>> start
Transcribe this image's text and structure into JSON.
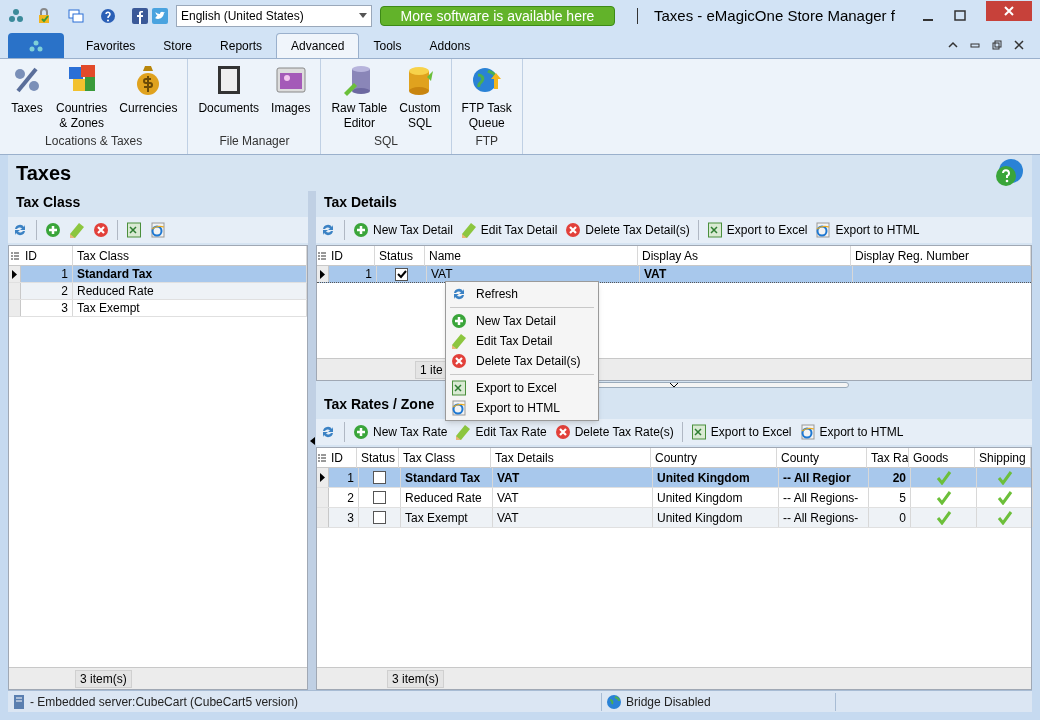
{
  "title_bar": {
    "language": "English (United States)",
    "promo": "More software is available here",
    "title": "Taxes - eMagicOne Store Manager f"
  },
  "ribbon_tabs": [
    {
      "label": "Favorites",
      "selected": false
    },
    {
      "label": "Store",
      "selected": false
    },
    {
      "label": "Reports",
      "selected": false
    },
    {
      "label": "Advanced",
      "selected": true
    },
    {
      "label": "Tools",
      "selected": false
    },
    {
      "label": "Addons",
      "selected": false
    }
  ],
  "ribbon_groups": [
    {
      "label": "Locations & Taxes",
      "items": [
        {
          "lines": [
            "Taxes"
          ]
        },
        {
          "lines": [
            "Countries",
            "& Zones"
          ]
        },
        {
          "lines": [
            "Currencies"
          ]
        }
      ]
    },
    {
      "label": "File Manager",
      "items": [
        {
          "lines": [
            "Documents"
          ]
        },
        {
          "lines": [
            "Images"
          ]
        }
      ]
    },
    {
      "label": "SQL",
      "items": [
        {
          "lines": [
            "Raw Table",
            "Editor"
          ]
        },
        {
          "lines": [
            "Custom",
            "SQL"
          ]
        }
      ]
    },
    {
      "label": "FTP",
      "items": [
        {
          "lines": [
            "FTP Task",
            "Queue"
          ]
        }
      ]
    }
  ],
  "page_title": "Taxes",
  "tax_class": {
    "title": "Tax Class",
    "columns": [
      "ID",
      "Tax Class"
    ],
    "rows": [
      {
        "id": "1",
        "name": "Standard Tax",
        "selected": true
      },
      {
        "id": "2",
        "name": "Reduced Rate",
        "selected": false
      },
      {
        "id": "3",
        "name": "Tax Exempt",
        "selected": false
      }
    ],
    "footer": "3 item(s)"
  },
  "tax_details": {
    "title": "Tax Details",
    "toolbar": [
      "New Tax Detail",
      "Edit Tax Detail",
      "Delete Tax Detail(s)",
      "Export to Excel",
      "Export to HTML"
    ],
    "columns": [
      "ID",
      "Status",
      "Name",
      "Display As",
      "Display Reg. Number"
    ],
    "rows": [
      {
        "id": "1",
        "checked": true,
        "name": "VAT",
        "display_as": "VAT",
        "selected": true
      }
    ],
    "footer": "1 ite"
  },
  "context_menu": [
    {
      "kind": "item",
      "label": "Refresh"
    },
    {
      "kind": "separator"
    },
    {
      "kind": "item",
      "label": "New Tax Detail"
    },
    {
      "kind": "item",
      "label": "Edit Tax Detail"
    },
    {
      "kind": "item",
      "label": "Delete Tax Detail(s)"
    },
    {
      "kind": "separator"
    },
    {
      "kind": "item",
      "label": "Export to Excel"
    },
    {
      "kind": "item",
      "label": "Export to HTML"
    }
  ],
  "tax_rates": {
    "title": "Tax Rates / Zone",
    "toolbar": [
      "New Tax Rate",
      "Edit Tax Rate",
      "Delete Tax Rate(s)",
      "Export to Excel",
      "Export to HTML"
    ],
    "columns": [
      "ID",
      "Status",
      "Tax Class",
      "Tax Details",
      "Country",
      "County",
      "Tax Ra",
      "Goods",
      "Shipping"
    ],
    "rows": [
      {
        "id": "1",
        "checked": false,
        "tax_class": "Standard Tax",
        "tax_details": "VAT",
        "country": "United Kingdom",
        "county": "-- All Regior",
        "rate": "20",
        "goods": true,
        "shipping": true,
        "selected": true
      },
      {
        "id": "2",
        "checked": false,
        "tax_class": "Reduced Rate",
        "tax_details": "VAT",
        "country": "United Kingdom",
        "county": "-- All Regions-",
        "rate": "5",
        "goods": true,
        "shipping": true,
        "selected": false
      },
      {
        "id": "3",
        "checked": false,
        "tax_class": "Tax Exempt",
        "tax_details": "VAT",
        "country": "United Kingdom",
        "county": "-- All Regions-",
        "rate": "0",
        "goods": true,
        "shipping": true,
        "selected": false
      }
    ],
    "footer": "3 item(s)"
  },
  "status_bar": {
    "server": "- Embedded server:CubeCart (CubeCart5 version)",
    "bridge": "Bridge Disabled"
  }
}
>> end
WHAT THE TASK REQUIRES: Each line of the material must be retyped exactly, except that images are omitted.

EXERCISE SOLUTION:
Transcribe this image's text and structure into JSON.
{
  "title_bar": {
    "language": "English (United States)",
    "promo": "More software is available here",
    "title": "Taxes - eMagicOne Store Manager f"
  },
  "ribbon_tabs": [
    {
      "label": "Favorites",
      "selected": false
    },
    {
      "label": "Store",
      "selected": false
    },
    {
      "label": "Reports",
      "selected": false
    },
    {
      "label": "Advanced",
      "selected": true
    },
    {
      "label": "Tools",
      "selected": false
    },
    {
      "label": "Addons",
      "selected": false
    }
  ],
  "ribbon_groups": [
    {
      "label": "Locations & Taxes",
      "items": [
        {
          "lines": [
            "Taxes"
          ]
        },
        {
          "lines": [
            "Countries",
            "& Zones"
          ]
        },
        {
          "lines": [
            "Currencies"
          ]
        }
      ]
    },
    {
      "label": "File Manager",
      "items": [
        {
          "lines": [
            "Documents"
          ]
        },
        {
          "lines": [
            "Images"
          ]
        }
      ]
    },
    {
      "label": "SQL",
      "items": [
        {
          "lines": [
            "Raw Table",
            "Editor"
          ]
        },
        {
          "lines": [
            "Custom",
            "SQL"
          ]
        }
      ]
    },
    {
      "label": "FTP",
      "items": [
        {
          "lines": [
            "FTP Task",
            "Queue"
          ]
        }
      ]
    }
  ],
  "page_title": "Taxes",
  "tax_class": {
    "title": "Tax Class",
    "columns": [
      "ID",
      "Tax Class"
    ],
    "rows": [
      {
        "id": "1",
        "name": "Standard Tax",
        "selected": true
      },
      {
        "id": "2",
        "name": "Reduced Rate",
        "selected": false
      },
      {
        "id": "3",
        "name": "Tax Exempt",
        "selected": false
      }
    ],
    "footer": "3 item(s)"
  },
  "tax_details": {
    "title": "Tax Details",
    "toolbar": [
      "New Tax Detail",
      "Edit Tax Detail",
      "Delete Tax Detail(s)",
      "Export to Excel",
      "Export to HTML"
    ],
    "columns": [
      "ID",
      "Status",
      "Name",
      "Display As",
      "Display Reg. Number"
    ],
    "rows": [
      {
        "id": "1",
        "checked": true,
        "name": "VAT",
        "display_as": "VAT",
        "selected": true
      }
    ],
    "footer": "1 ite"
  },
  "context_menu": [
    {
      "kind": "item",
      "label": "Refresh"
    },
    {
      "kind": "separator"
    },
    {
      "kind": "item",
      "label": "New Tax Detail"
    },
    {
      "kind": "item",
      "label": "Edit Tax Detail"
    },
    {
      "kind": "item",
      "label": "Delete Tax Detail(s)"
    },
    {
      "kind": "separator"
    },
    {
      "kind": "item",
      "label": "Export to Excel"
    },
    {
      "kind": "item",
      "label": "Export to HTML"
    }
  ],
  "tax_rates": {
    "title": "Tax Rates / Zone",
    "toolbar": [
      "New Tax Rate",
      "Edit Tax Rate",
      "Delete Tax Rate(s)",
      "Export to Excel",
      "Export to HTML"
    ],
    "columns": [
      "ID",
      "Status",
      "Tax Class",
      "Tax Details",
      "Country",
      "County",
      "Tax Ra",
      "Goods",
      "Shipping"
    ],
    "rows": [
      {
        "id": "1",
        "checked": false,
        "tax_class": "Standard Tax",
        "tax_details": "VAT",
        "country": "United Kingdom",
        "county": "-- All Regior",
        "rate": "20",
        "goods": true,
        "shipping": true,
        "selected": true
      },
      {
        "id": "2",
        "checked": false,
        "tax_class": "Reduced Rate",
        "tax_details": "VAT",
        "country": "United Kingdom",
        "county": "-- All Regions-",
        "rate": "5",
        "goods": true,
        "shipping": true,
        "selected": false
      },
      {
        "id": "3",
        "checked": false,
        "tax_class": "Tax Exempt",
        "tax_details": "VAT",
        "country": "United Kingdom",
        "county": "-- All Regions-",
        "rate": "0",
        "goods": true,
        "shipping": true,
        "selected": false
      }
    ],
    "footer": "3 item(s)"
  },
  "status_bar": {
    "server": "- Embedded server:CubeCart (CubeCart5 version)",
    "bridge": "Bridge Disabled"
  }
}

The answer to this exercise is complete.